Dataset items:
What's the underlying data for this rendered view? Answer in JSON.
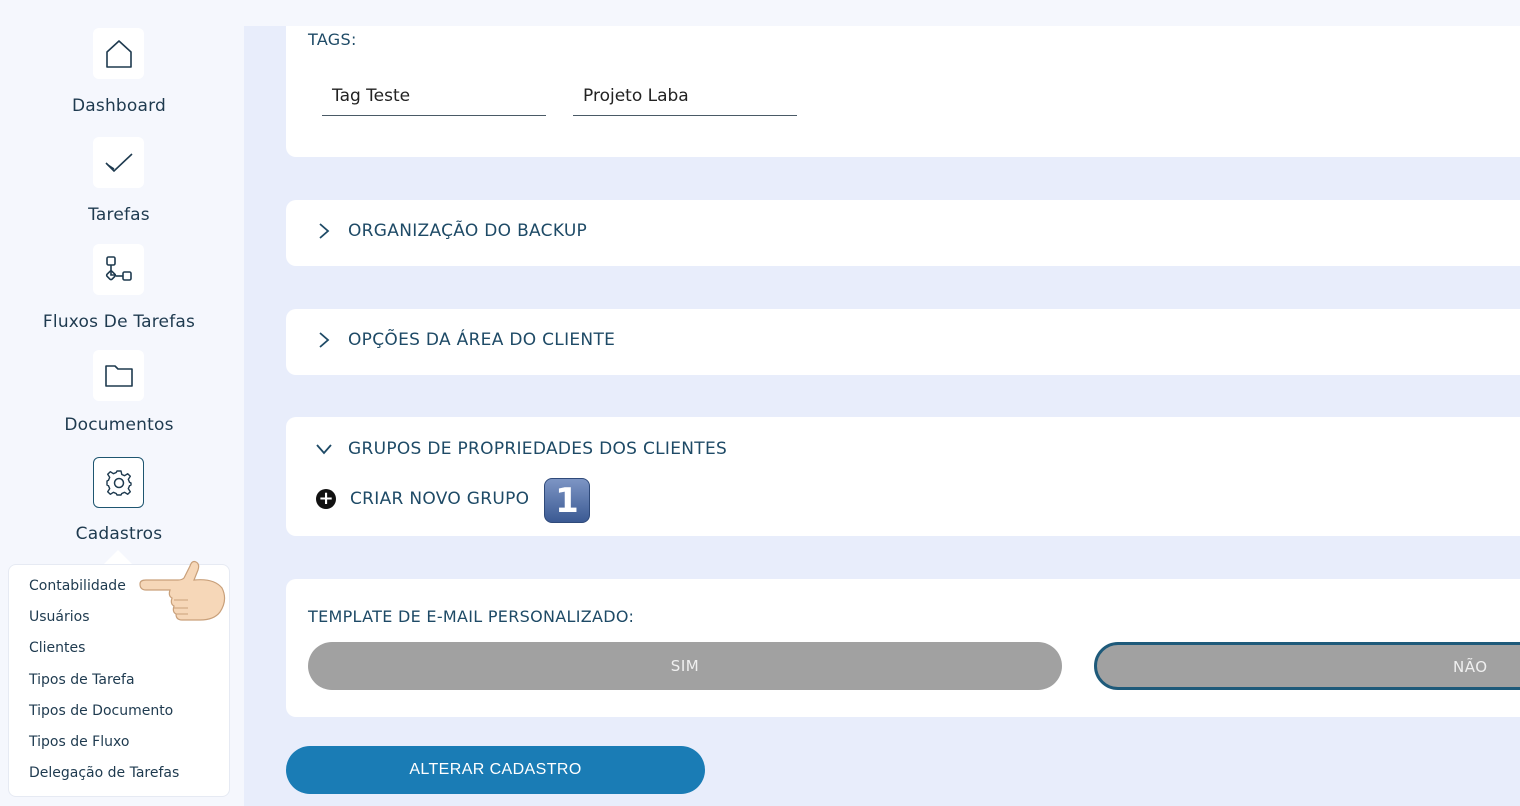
{
  "sidebar": {
    "items": [
      {
        "label": "Dashboard",
        "icon": "home-icon"
      },
      {
        "label": "Tarefas",
        "icon": "check-icon"
      },
      {
        "label": "Fluxos De Tarefas",
        "icon": "workflow-icon"
      },
      {
        "label": "Documentos",
        "icon": "folder-icon"
      },
      {
        "label": "Cadastros",
        "icon": "gear-icon",
        "active": true
      }
    ],
    "submenu": [
      "Contabilidade",
      "Usuários",
      "Clientes",
      "Tipos de Tarefa",
      "Tipos de Documento",
      "Tipos de Fluxo",
      "Delegação de Tarefas"
    ]
  },
  "tags": {
    "label": "TAGS:",
    "values": [
      "Tag Teste",
      "Projeto Laba"
    ]
  },
  "sections": {
    "backup": "ORGANIZAÇÃO DO BACKUP",
    "client_area": "OPÇÕES DA ÁREA DO CLIENTE",
    "property_groups": "GRUPOS DE PROPRIEDADES DOS CLIENTES"
  },
  "property_groups": {
    "create_label": "CRIAR NOVO GRUPO",
    "step_badge": "1"
  },
  "email_template": {
    "label": "TEMPLATE DE E-MAIL PERSONALIZADO:",
    "yes": "SIM",
    "no": "NÃO",
    "selected": "NÃO"
  },
  "submit_label": "ALTERAR CADASTRO",
  "colors": {
    "primary": "#1a7cb5",
    "toggle": "#a1a1a1",
    "background": "#e8edfb"
  }
}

_Brief_
Every entry must be reproduced exactly, with the images left out.

_Result_
What's the underlying data for this rendered view? Answer in JSON.
{
  "sidebar": {
    "items": [
      {
        "label": "Dashboard",
        "icon": "home-icon"
      },
      {
        "label": "Tarefas",
        "icon": "check-icon"
      },
      {
        "label": "Fluxos De Tarefas",
        "icon": "workflow-icon"
      },
      {
        "label": "Documentos",
        "icon": "folder-icon"
      },
      {
        "label": "Cadastros",
        "icon": "gear-icon",
        "active": true
      }
    ],
    "submenu": [
      "Contabilidade",
      "Usuários",
      "Clientes",
      "Tipos de Tarefa",
      "Tipos de Documento",
      "Tipos de Fluxo",
      "Delegação de Tarefas"
    ]
  },
  "tags": {
    "label": "TAGS:",
    "values": [
      "Tag Teste",
      "Projeto Laba"
    ]
  },
  "sections": {
    "backup": "ORGANIZAÇÃO DO BACKUP",
    "client_area": "OPÇÕES DA ÁREA DO CLIENTE",
    "property_groups": "GRUPOS DE PROPRIEDADES DOS CLIENTES"
  },
  "property_groups": {
    "create_label": "CRIAR NOVO GRUPO",
    "step_badge": "1"
  },
  "email_template": {
    "label": "TEMPLATE DE E-MAIL PERSONALIZADO:",
    "yes": "SIM",
    "no": "NÃO",
    "selected": "NÃO"
  },
  "submit_label": "ALTERAR CADASTRO",
  "colors": {
    "primary": "#1a7cb5",
    "toggle": "#a1a1a1",
    "background": "#e8edfb"
  }
}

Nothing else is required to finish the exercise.